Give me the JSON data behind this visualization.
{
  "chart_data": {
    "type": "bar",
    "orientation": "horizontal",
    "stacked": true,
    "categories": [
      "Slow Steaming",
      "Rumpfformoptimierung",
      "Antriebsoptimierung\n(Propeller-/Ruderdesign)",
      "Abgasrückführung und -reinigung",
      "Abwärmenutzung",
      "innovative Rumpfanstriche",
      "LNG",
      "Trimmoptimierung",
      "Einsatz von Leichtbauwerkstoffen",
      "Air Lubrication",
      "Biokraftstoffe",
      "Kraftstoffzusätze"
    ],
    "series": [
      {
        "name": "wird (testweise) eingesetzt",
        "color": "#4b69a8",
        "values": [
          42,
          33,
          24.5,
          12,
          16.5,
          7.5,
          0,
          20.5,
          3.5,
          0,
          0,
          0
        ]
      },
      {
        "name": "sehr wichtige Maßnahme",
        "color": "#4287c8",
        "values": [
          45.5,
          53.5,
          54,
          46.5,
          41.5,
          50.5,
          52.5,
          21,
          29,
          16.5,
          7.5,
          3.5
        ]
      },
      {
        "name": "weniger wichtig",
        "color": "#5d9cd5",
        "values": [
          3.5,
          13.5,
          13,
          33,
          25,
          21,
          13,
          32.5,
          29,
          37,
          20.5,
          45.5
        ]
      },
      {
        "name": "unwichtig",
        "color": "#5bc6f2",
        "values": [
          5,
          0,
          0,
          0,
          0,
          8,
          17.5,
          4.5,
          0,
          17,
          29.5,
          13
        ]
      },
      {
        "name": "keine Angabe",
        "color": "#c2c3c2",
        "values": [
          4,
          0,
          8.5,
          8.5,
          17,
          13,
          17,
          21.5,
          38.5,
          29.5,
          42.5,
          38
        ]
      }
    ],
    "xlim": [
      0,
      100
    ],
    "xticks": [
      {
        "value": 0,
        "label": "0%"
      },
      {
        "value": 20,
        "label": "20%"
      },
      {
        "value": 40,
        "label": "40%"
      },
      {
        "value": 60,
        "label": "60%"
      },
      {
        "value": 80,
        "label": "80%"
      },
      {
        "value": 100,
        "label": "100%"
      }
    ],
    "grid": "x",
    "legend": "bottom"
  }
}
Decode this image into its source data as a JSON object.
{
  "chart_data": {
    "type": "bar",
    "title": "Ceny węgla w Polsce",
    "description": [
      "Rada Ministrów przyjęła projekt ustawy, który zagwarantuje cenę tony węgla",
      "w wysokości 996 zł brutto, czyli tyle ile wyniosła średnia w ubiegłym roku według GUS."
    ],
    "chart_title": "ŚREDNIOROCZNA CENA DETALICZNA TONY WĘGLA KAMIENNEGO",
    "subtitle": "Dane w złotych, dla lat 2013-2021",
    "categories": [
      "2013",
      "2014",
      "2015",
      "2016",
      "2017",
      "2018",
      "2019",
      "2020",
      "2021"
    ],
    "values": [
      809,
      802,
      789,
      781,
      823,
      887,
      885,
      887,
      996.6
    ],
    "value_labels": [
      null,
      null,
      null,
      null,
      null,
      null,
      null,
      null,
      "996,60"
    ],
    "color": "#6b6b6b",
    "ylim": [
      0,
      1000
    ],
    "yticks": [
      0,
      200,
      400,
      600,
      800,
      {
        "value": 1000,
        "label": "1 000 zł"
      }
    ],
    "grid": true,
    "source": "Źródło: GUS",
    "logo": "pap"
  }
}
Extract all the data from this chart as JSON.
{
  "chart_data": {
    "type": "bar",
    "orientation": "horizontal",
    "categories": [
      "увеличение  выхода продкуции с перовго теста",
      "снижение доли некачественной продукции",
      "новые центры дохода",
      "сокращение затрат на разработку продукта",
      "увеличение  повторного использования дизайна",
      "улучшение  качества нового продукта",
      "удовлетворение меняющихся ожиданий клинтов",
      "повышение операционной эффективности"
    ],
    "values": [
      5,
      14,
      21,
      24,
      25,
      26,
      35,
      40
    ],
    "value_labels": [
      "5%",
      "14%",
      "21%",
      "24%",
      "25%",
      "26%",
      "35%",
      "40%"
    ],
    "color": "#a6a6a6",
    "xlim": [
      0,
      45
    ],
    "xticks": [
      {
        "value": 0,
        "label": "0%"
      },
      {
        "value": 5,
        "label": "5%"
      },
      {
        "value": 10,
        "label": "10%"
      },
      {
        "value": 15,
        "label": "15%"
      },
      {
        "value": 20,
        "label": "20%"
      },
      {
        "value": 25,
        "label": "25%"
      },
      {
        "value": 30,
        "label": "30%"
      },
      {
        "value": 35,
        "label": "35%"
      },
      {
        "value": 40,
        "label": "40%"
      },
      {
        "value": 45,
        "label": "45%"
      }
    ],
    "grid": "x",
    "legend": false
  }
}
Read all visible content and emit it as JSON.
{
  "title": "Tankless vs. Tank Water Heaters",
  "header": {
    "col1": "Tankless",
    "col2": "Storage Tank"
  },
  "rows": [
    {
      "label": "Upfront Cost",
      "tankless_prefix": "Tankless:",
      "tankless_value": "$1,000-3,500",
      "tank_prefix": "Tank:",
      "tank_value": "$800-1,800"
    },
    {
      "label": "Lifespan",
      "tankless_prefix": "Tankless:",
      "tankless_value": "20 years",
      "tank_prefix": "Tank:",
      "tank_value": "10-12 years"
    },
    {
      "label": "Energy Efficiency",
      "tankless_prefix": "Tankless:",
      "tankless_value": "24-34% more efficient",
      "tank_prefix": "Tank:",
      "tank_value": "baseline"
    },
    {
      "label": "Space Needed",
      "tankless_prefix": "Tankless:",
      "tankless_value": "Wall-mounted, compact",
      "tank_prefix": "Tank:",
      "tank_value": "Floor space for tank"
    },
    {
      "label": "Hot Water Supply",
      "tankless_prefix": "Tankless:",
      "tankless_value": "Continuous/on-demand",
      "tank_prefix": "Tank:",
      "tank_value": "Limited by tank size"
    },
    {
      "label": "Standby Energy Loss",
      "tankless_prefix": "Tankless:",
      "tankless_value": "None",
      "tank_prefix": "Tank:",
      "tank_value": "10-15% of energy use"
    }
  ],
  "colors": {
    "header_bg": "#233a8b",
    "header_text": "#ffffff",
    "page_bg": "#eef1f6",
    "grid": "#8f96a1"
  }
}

Task brief.
Copy every record above exactly as it appears.

Answer.
Give me the JSON data behind this visualization.
{
  "chart_data": {
    "type": "bar",
    "orientation": "horizontal",
    "stacked": true,
    "categories": [
      "Slow Steaming",
      "Rumpfformoptimierung",
      "Antriebsoptimierung\n(Propeller-/Ruderdesign)",
      "Abgasrückführung und -reinigung",
      "Abwärmenutzung",
      "innovative Rumpfanstriche",
      "LNG",
      "Trimmoptimierung",
      "Einsatz von Leichtbauwerkstoffen",
      "Air Lubrication",
      "Biokraftstoffe",
      "Kraftstoffzusätze"
    ],
    "series": [
      {
        "name": "wird (testweise) eingesetzt",
        "color": "#4b69a8",
        "values": [
          42,
          33,
          24.5,
          12,
          16.5,
          7.5,
          0,
          20.5,
          3.5,
          0,
          0,
          0
        ]
      },
      {
        "name": "sehr wichtige Maßnahme",
        "color": "#4287c8",
        "values": [
          45.5,
          53.5,
          54,
          46.5,
          41.5,
          50.5,
          52.5,
          21,
          29,
          16.5,
          7.5,
          3.5
        ]
      },
      {
        "name": "weniger wichtig",
        "color": "#5d9cd5",
        "values": [
          3.5,
          13.5,
          13,
          33,
          25,
          21,
          13,
          32.5,
          29,
          37,
          20.5,
          45.5
        ]
      },
      {
        "name": "unwichtig",
        "color": "#5bc6f2",
        "values": [
          5,
          0,
          0,
          0,
          0,
          8,
          17.5,
          4.5,
          0,
          17,
          29.5,
          13
        ]
      },
      {
        "name": "keine Angabe",
        "color": "#c2c3c2",
        "values": [
          4,
          0,
          8.5,
          8.5,
          17,
          13,
          17,
          21.5,
          38.5,
          29.5,
          42.5,
          38
        ]
      }
    ],
    "xlim": [
      0,
      100
    ],
    "xticks": [
      {
        "value": 0,
        "label": "0%"
      },
      {
        "value": 20,
        "label": "20%"
      },
      {
        "value": 40,
        "label": "40%"
      },
      {
        "value": 60,
        "label": "60%"
      },
      {
        "value": 80,
        "label": "80%"
      },
      {
        "value": 100,
        "label": "100%"
      }
    ],
    "grid": "x",
    "legend": "bottom"
  }
}
Decode this image into its source data as a JSON object.
{
  "chart_data": {
    "type": "bar",
    "title": "Ceny węgla w Polsce",
    "description": [
      "Rada Ministrów przyjęła projekt ustawy, który zagwarantuje cenę tony węgla",
      "w wysokości 996 zł brutto, czyli tyle ile wyniosła średnia w ubiegłym roku według GUS."
    ],
    "chart_title": "ŚREDNIOROCZNA CENA DETALICZNA TONY WĘGLA KAMIENNEGO",
    "subtitle": "Dane w złotych, dla lat 2013-2021",
    "categories": [
      "2013",
      "2014",
      "2015",
      "2016",
      "2017",
      "2018",
      "2019",
      "2020",
      "2021"
    ],
    "values": [
      809,
      802,
      789,
      781,
      823,
      887,
      885,
      887,
      996.6
    ],
    "value_labels": [
      null,
      null,
      null,
      null,
      null,
      null,
      null,
      null,
      "996,60"
    ],
    "color": "#6b6b6b",
    "ylim": [
      0,
      1000
    ],
    "yticks": [
      0,
      200,
      400,
      600,
      800,
      {
        "value": 1000,
        "label": "1 000 zł"
      }
    ],
    "grid": true,
    "source": "Źródło: GUS",
    "logo": "pap"
  }
}
Extract all the data from this chart as JSON.
{
  "chart_data": {
    "type": "bar",
    "orientation": "horizontal",
    "categories": [
      "увеличение  выхода продкуции с перовго теста",
      "снижение доли некачественной продукции",
      "новые центры дохода",
      "сокращение затрат на разработку продукта",
      "увеличение  повторного использования дизайна",
      "улучшение  качества нового продукта",
      "удовлетворение меняющихся ожиданий клинтов",
      "повышение операционной эффективности"
    ],
    "values": [
      5,
      14,
      21,
      24,
      25,
      26,
      35,
      40
    ],
    "value_labels": [
      "5%",
      "14%",
      "21%",
      "24%",
      "25%",
      "26%",
      "35%",
      "40%"
    ],
    "color": "#a6a6a6",
    "xlim": [
      0,
      45
    ],
    "xticks": [
      {
        "value": 0,
        "label": "0%"
      },
      {
        "value": 5,
        "label": "5%"
      },
      {
        "value": 10,
        "label": "10%"
      },
      {
        "value": 15,
        "label": "15%"
      },
      {
        "value": 20,
        "label": "20%"
      },
      {
        "value": 25,
        "label": "25%"
      },
      {
        "value": 30,
        "label": "30%"
      },
      {
        "value": 35,
        "label": "35%"
      },
      {
        "value": 40,
        "label": "40%"
      },
      {
        "value": 45,
        "label": "45%"
      }
    ],
    "grid": "x",
    "legend": false
  }
}
Read all visible content and emit it as JSON.
{
  "title": "Tankless vs. Tank Water Heaters",
  "header": {
    "col1": "Tankless",
    "col2": "Storage Tank"
  },
  "rows": [
    {
      "label": "Upfront Cost",
      "tankless_prefix": "Tankless:",
      "tankless_value": "$1,000-3,500",
      "tank_prefix": "Tank:",
      "tank_value": "$800-1,800"
    },
    {
      "label": "Lifespan",
      "tankless_prefix": "Tankless:",
      "tankless_value": "20 years",
      "tank_prefix": "Tank:",
      "tank_value": "10-12 years"
    },
    {
      "label": "Energy Efficiency",
      "tankless_prefix": "Tankless:",
      "tankless_value": "24-34% more efficient",
      "tank_prefix": "Tank:",
      "tank_value": "baseline"
    },
    {
      "label": "Space Needed",
      "tankless_prefix": "Tankless:",
      "tankless_value": "Wall-mounted, compact",
      "tank_prefix": "Tank:",
      "tank_value": "Floor space for tank"
    },
    {
      "label": "Hot Water Supply",
      "tankless_prefix": "Tankless:",
      "tankless_value": "Continuous/on-demand",
      "tank_prefix": "Tank:",
      "tank_value": "Limited by tank size"
    },
    {
      "label": "Standby Energy Loss",
      "tankless_prefix": "Tankless:",
      "tankless_value": "None",
      "tank_prefix": "Tank:",
      "tank_value": "10-15% of energy use"
    }
  ],
  "colors": {
    "header_bg": "#233a8b",
    "header_text": "#ffffff",
    "page_bg": "#eef1f6",
    "grid": "#8f96a1"
  }
}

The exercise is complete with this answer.